## Begin Entries

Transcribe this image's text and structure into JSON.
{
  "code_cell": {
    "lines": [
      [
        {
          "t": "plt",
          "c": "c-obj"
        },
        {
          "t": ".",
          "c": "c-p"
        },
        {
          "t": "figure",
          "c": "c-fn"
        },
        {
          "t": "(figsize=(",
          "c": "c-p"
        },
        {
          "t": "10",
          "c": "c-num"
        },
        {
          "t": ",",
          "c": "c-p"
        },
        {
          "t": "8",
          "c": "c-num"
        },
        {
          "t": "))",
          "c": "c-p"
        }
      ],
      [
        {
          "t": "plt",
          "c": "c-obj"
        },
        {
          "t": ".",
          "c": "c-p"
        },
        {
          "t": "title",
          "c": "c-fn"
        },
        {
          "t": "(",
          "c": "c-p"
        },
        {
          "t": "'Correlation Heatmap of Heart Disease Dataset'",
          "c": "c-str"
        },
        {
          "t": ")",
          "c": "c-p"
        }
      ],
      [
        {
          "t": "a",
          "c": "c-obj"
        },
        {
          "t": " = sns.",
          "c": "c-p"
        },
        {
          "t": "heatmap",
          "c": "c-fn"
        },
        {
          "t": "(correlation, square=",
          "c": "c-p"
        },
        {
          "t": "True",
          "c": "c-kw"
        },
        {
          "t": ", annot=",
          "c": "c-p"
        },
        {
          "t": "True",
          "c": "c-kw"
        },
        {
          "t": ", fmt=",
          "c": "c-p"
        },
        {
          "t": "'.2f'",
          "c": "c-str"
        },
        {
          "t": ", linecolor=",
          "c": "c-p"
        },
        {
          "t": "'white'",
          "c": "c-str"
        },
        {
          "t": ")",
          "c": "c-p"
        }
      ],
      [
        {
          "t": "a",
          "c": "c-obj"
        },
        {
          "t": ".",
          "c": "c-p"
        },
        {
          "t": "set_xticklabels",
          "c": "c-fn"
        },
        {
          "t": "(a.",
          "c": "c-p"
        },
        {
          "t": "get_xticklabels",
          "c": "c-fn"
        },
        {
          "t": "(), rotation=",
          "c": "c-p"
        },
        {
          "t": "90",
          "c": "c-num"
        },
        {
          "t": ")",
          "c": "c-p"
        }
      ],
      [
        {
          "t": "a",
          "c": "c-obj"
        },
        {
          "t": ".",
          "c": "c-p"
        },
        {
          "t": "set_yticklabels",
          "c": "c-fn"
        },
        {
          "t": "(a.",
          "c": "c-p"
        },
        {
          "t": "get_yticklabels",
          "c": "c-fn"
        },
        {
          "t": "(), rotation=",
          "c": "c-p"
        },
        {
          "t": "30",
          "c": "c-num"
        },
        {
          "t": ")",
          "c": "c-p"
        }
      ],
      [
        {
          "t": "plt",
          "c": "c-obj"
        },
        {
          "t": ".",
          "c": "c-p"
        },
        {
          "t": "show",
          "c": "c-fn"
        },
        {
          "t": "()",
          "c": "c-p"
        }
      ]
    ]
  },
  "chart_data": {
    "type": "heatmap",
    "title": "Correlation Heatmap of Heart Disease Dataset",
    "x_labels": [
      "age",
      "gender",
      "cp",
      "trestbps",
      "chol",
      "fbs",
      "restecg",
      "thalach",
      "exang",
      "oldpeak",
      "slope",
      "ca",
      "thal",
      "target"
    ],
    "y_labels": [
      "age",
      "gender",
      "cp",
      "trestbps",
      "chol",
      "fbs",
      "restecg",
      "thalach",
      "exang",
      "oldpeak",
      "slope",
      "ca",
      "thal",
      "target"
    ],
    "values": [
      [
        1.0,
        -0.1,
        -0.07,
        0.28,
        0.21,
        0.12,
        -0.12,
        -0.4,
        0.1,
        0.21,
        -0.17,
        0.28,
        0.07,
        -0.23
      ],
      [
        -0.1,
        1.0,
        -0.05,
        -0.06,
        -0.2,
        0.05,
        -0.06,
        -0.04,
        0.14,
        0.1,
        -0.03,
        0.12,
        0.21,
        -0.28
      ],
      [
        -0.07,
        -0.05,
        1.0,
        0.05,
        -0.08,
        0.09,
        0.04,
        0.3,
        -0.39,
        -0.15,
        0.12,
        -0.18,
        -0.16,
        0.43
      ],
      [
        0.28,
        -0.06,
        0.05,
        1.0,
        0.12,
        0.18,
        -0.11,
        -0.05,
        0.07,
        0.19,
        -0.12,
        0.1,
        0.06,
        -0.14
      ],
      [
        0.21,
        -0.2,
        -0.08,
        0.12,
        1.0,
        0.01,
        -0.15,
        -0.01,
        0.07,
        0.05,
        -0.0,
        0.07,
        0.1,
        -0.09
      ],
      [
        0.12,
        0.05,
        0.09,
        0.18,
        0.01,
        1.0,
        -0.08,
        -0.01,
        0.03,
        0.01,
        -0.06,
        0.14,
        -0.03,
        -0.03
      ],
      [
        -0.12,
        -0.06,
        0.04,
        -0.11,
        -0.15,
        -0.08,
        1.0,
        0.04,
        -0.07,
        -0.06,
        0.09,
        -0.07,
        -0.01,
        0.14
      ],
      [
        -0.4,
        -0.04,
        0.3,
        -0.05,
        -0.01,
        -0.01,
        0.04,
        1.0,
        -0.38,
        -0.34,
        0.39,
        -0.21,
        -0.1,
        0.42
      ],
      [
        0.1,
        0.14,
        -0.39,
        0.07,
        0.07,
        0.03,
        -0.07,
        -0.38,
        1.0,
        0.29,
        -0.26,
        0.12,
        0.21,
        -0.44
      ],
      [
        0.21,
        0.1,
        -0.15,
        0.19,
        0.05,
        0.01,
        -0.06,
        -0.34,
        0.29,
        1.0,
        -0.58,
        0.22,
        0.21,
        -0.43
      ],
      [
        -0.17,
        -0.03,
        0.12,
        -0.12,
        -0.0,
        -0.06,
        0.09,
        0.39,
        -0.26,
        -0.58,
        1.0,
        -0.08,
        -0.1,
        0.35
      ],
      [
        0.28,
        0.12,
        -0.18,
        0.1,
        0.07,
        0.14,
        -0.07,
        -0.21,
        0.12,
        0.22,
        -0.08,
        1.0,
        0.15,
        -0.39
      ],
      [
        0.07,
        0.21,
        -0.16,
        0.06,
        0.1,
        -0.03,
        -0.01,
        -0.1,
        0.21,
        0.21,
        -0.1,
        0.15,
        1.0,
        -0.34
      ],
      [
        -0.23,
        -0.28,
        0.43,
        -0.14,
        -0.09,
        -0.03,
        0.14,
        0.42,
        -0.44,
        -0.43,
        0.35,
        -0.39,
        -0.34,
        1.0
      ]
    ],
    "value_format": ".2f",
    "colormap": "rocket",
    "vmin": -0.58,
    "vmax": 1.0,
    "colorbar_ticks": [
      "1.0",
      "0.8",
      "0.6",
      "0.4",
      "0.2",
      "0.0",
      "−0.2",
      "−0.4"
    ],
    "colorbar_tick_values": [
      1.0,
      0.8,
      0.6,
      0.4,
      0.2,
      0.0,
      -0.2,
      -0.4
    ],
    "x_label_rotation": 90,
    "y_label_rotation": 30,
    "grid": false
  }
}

## End Entries

Requirements
Your task is to transcribe the material exactly.

Exercise result
Transcribe this image's text and structure into JSON.
{
  "code_cell": {
    "lines": [
      [
        {
          "t": "plt",
          "c": "c-obj"
        },
        {
          "t": ".",
          "c": "c-p"
        },
        {
          "t": "figure",
          "c": "c-fn"
        },
        {
          "t": "(figsize=(",
          "c": "c-p"
        },
        {
          "t": "10",
          "c": "c-num"
        },
        {
          "t": ",",
          "c": "c-p"
        },
        {
          "t": "8",
          "c": "c-num"
        },
        {
          "t": "))",
          "c": "c-p"
        }
      ],
      [
        {
          "t": "plt",
          "c": "c-obj"
        },
        {
          "t": ".",
          "c": "c-p"
        },
        {
          "t": "title",
          "c": "c-fn"
        },
        {
          "t": "(",
          "c": "c-p"
        },
        {
          "t": "'Correlation Heatmap of Heart Disease Dataset'",
          "c": "c-str"
        },
        {
          "t": ")",
          "c": "c-p"
        }
      ],
      [
        {
          "t": "a",
          "c": "c-obj"
        },
        {
          "t": " = sns.",
          "c": "c-p"
        },
        {
          "t": "heatmap",
          "c": "c-fn"
        },
        {
          "t": "(correlation, square=",
          "c": "c-p"
        },
        {
          "t": "True",
          "c": "c-kw"
        },
        {
          "t": ", annot=",
          "c": "c-p"
        },
        {
          "t": "True",
          "c": "c-kw"
        },
        {
          "t": ", fmt=",
          "c": "c-p"
        },
        {
          "t": "'.2f'",
          "c": "c-str"
        },
        {
          "t": ", linecolor=",
          "c": "c-p"
        },
        {
          "t": "'white'",
          "c": "c-str"
        },
        {
          "t": ")",
          "c": "c-p"
        }
      ],
      [
        {
          "t": "a",
          "c": "c-obj"
        },
        {
          "t": ".",
          "c": "c-p"
        },
        {
          "t": "set_xticklabels",
          "c": "c-fn"
        },
        {
          "t": "(a.",
          "c": "c-p"
        },
        {
          "t": "get_xticklabels",
          "c": "c-fn"
        },
        {
          "t": "(), rotation=",
          "c": "c-p"
        },
        {
          "t": "90",
          "c": "c-num"
        },
        {
          "t": ")",
          "c": "c-p"
        }
      ],
      [
        {
          "t": "a",
          "c": "c-obj"
        },
        {
          "t": ".",
          "c": "c-p"
        },
        {
          "t": "set_yticklabels",
          "c": "c-fn"
        },
        {
          "t": "(a.",
          "c": "c-p"
        },
        {
          "t": "get_yticklabels",
          "c": "c-fn"
        },
        {
          "t": "(), rotation=",
          "c": "c-p"
        },
        {
          "t": "30",
          "c": "c-num"
        },
        {
          "t": ")",
          "c": "c-p"
        }
      ],
      [
        {
          "t": "plt",
          "c": "c-obj"
        },
        {
          "t": ".",
          "c": "c-p"
        },
        {
          "t": "show",
          "c": "c-fn"
        },
        {
          "t": "()",
          "c": "c-p"
        }
      ]
    ]
  },
  "chart_data": {
    "type": "heatmap",
    "title": "Correlation Heatmap of Heart Disease Dataset",
    "x_labels": [
      "age",
      "gender",
      "cp",
      "trestbps",
      "chol",
      "fbs",
      "restecg",
      "thalach",
      "exang",
      "oldpeak",
      "slope",
      "ca",
      "thal",
      "target"
    ],
    "y_labels": [
      "age",
      "gender",
      "cp",
      "trestbps",
      "chol",
      "fbs",
      "restecg",
      "thalach",
      "exang",
      "oldpeak",
      "slope",
      "ca",
      "thal",
      "target"
    ],
    "values": [
      [
        1.0,
        -0.1,
        -0.07,
        0.28,
        0.21,
        0.12,
        -0.12,
        -0.4,
        0.1,
        0.21,
        -0.17,
        0.28,
        0.07,
        -0.23
      ],
      [
        -0.1,
        1.0,
        -0.05,
        -0.06,
        -0.2,
        0.05,
        -0.06,
        -0.04,
        0.14,
        0.1,
        -0.03,
        0.12,
        0.21,
        -0.28
      ],
      [
        -0.07,
        -0.05,
        1.0,
        0.05,
        -0.08,
        0.09,
        0.04,
        0.3,
        -0.39,
        -0.15,
        0.12,
        -0.18,
        -0.16,
        0.43
      ],
      [
        0.28,
        -0.06,
        0.05,
        1.0,
        0.12,
        0.18,
        -0.11,
        -0.05,
        0.07,
        0.19,
        -0.12,
        0.1,
        0.06,
        -0.14
      ],
      [
        0.21,
        -0.2,
        -0.08,
        0.12,
        1.0,
        0.01,
        -0.15,
        -0.01,
        0.07,
        0.05,
        -0.0,
        0.07,
        0.1,
        -0.09
      ],
      [
        0.12,
        0.05,
        0.09,
        0.18,
        0.01,
        1.0,
        -0.08,
        -0.01,
        0.03,
        0.01,
        -0.06,
        0.14,
        -0.03,
        -0.03
      ],
      [
        -0.12,
        -0.06,
        0.04,
        -0.11,
        -0.15,
        -0.08,
        1.0,
        0.04,
        -0.07,
        -0.06,
        0.09,
        -0.07,
        -0.01,
        0.14
      ],
      [
        -0.4,
        -0.04,
        0.3,
        -0.05,
        -0.01,
        -0.01,
        0.04,
        1.0,
        -0.38,
        -0.34,
        0.39,
        -0.21,
        -0.1,
        0.42
      ],
      [
        0.1,
        0.14,
        -0.39,
        0.07,
        0.07,
        0.03,
        -0.07,
        -0.38,
        1.0,
        0.29,
        -0.26,
        0.12,
        0.21,
        -0.44
      ],
      [
        0.21,
        0.1,
        -0.15,
        0.19,
        0.05,
        0.01,
        -0.06,
        -0.34,
        0.29,
        1.0,
        -0.58,
        0.22,
        0.21,
        -0.43
      ],
      [
        -0.17,
        -0.03,
        0.12,
        -0.12,
        -0.0,
        -0.06,
        0.09,
        0.39,
        -0.26,
        -0.58,
        1.0,
        -0.08,
        -0.1,
        0.35
      ],
      [
        0.28,
        0.12,
        -0.18,
        0.1,
        0.07,
        0.14,
        -0.07,
        -0.21,
        0.12,
        0.22,
        -0.08,
        1.0,
        0.15,
        -0.39
      ],
      [
        0.07,
        0.21,
        -0.16,
        0.06,
        0.1,
        -0.03,
        -0.01,
        -0.1,
        0.21,
        0.21,
        -0.1,
        0.15,
        1.0,
        -0.34
      ],
      [
        -0.23,
        -0.28,
        0.43,
        -0.14,
        -0.09,
        -0.03,
        0.14,
        0.42,
        -0.44,
        -0.43,
        0.35,
        -0.39,
        -0.34,
        1.0
      ]
    ],
    "value_format": ".2f",
    "colormap": "rocket",
    "vmin": -0.58,
    "vmax": 1.0,
    "colorbar_ticks": [
      "1.0",
      "0.8",
      "0.6",
      "0.4",
      "0.2",
      "0.0",
      "−0.2",
      "−0.4"
    ],
    "colorbar_tick_values": [
      1.0,
      0.8,
      0.6,
      0.4,
      0.2,
      0.0,
      -0.2,
      -0.4
    ],
    "x_label_rotation": 90,
    "y_label_rotation": 30,
    "grid": false
  }
}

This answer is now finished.